■ **INSTRUCTIONS FOR THE TASK**:
Print out every line, exactly as written.

■ **DATASET EXTRACT**:
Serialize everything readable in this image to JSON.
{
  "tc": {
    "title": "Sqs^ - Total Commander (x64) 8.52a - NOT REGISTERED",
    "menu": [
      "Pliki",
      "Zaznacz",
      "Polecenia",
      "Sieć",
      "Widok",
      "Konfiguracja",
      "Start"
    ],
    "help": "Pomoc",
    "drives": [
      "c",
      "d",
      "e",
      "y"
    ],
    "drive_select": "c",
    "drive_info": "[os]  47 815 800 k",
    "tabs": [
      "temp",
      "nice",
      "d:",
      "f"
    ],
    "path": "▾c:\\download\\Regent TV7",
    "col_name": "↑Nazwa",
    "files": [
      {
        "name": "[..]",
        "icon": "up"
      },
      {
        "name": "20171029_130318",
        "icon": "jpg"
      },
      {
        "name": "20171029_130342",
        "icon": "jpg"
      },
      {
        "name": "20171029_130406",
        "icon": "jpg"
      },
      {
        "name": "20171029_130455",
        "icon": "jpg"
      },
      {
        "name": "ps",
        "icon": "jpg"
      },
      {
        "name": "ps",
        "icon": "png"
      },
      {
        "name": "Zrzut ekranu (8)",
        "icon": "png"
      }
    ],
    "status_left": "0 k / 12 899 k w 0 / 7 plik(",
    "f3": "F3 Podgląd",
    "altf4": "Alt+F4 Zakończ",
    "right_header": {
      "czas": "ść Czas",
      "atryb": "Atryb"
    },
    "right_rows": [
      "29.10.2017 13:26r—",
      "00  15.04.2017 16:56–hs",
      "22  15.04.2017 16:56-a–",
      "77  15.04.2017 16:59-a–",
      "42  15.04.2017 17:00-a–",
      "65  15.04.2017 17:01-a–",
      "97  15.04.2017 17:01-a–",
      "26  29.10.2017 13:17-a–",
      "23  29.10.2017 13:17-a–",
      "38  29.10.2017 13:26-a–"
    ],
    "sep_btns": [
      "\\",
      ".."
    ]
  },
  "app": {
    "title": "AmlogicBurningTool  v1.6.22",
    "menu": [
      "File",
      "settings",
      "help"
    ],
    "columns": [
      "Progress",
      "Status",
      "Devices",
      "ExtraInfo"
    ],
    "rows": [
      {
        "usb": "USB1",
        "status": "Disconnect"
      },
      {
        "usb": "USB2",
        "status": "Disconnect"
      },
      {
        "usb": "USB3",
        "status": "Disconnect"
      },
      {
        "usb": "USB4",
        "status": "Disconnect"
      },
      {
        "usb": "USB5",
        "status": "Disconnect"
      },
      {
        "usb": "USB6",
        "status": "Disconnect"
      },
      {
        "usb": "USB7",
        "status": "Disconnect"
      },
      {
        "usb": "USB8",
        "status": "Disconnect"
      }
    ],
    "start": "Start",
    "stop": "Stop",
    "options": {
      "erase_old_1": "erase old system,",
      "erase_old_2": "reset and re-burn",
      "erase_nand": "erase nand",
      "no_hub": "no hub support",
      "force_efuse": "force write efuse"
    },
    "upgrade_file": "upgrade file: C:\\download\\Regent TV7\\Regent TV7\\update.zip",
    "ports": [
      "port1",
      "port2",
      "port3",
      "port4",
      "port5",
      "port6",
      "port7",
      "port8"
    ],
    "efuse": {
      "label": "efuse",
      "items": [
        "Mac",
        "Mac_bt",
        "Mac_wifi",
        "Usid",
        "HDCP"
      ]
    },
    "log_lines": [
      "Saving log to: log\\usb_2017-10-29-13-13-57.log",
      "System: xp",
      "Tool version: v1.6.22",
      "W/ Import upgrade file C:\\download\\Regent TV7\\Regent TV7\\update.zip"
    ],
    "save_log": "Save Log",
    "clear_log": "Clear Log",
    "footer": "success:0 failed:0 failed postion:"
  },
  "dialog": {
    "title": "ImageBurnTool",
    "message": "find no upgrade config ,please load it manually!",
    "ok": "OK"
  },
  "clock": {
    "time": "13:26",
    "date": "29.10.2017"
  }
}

■ **RESPONSE BELOW**:
Serialize everything readable in this image to JSON.
{
  "tc": {
    "title": "Sqs^ - Total Commander (x64) 8.52a - NOT REGISTERED",
    "menu": [
      "Pliki",
      "Zaznacz",
      "Polecenia",
      "Sieć",
      "Widok",
      "Konfiguracja",
      "Start"
    ],
    "help": "Pomoc",
    "drives": [
      "c",
      "d",
      "e",
      "y"
    ],
    "drive_select": "c",
    "drive_info": "[os]  47 815 800 k",
    "tabs": [
      "temp",
      "nice",
      "d:",
      "f"
    ],
    "path": "▾c:\\download\\Regent TV7",
    "col_name": "↑Nazwa",
    "files": [
      {
        "name": "[..]",
        "icon": "up"
      },
      {
        "name": "20171029_130318",
        "icon": "jpg"
      },
      {
        "name": "20171029_130342",
        "icon": "jpg"
      },
      {
        "name": "20171029_130406",
        "icon": "jpg"
      },
      {
        "name": "20171029_130455",
        "icon": "jpg"
      },
      {
        "name": "ps",
        "icon": "jpg"
      },
      {
        "name": "ps",
        "icon": "png"
      },
      {
        "name": "Zrzut ekranu (8)",
        "icon": "png"
      }
    ],
    "status_left": "0 k / 12 899 k w 0 / 7 plik(",
    "f3": "F3 Podgląd",
    "altf4": "Alt+F4 Zakończ",
    "right_header": {
      "czas": "ść Czas",
      "atryb": "Atryb"
    },
    "right_rows": [
      "29.10.2017 13:26r—",
      "00  15.04.2017 16:56–hs",
      "22  15.04.2017 16:56-a–",
      "77  15.04.2017 16:59-a–",
      "42  15.04.2017 17:00-a–",
      "65  15.04.2017 17:01-a–",
      "97  15.04.2017 17:01-a–",
      "26  29.10.2017 13:17-a–",
      "23  29.10.2017 13:17-a–",
      "38  29.10.2017 13:26-a–"
    ],
    "sep_btns": [
      "\\",
      ".."
    ]
  },
  "app": {
    "title": "AmlogicBurningTool  v1.6.22",
    "menu": [
      "File",
      "settings",
      "help"
    ],
    "columns": [
      "Progress",
      "Status",
      "Devices",
      "ExtraInfo"
    ],
    "rows": [
      {
        "usb": "USB1",
        "status": "Disconnect"
      },
      {
        "usb": "USB2",
        "status": "Disconnect"
      },
      {
        "usb": "USB3",
        "status": "Disconnect"
      },
      {
        "usb": "USB4",
        "status": "Disconnect"
      },
      {
        "usb": "USB5",
        "status": "Disconnect"
      },
      {
        "usb": "USB6",
        "status": "Disconnect"
      },
      {
        "usb": "USB7",
        "status": "Disconnect"
      },
      {
        "usb": "USB8",
        "status": "Disconnect"
      }
    ],
    "start": "Start",
    "stop": "Stop",
    "options": {
      "erase_old_1": "erase old system,",
      "erase_old_2": "reset and re-burn",
      "erase_nand": "erase nand",
      "no_hub": "no hub support",
      "force_efuse": "force write efuse"
    },
    "upgrade_file": "upgrade file: C:\\download\\Regent TV7\\Regent TV7\\update.zip",
    "ports": [
      "port1",
      "port2",
      "port3",
      "port4",
      "port5",
      "port6",
      "port7",
      "port8"
    ],
    "efuse": {
      "label": "efuse",
      "items": [
        "Mac",
        "Mac_bt",
        "Mac_wifi",
        "Usid",
        "HDCP"
      ]
    },
    "log_lines": [
      "Saving log to: log\\usb_2017-10-29-13-13-57.log",
      "System: xp",
      "Tool version: v1.6.22",
      "W/ Import upgrade file C:\\download\\Regent TV7\\Regent TV7\\update.zip"
    ],
    "save_log": "Save Log",
    "clear_log": "Clear Log",
    "footer": "success:0 failed:0 failed postion:"
  },
  "dialog": {
    "title": "ImageBurnTool",
    "message": "find no upgrade config ,please load it manually!",
    "ok": "OK"
  },
  "clock": {
    "time": "13:26",
    "date": "29.10.2017"
  }
}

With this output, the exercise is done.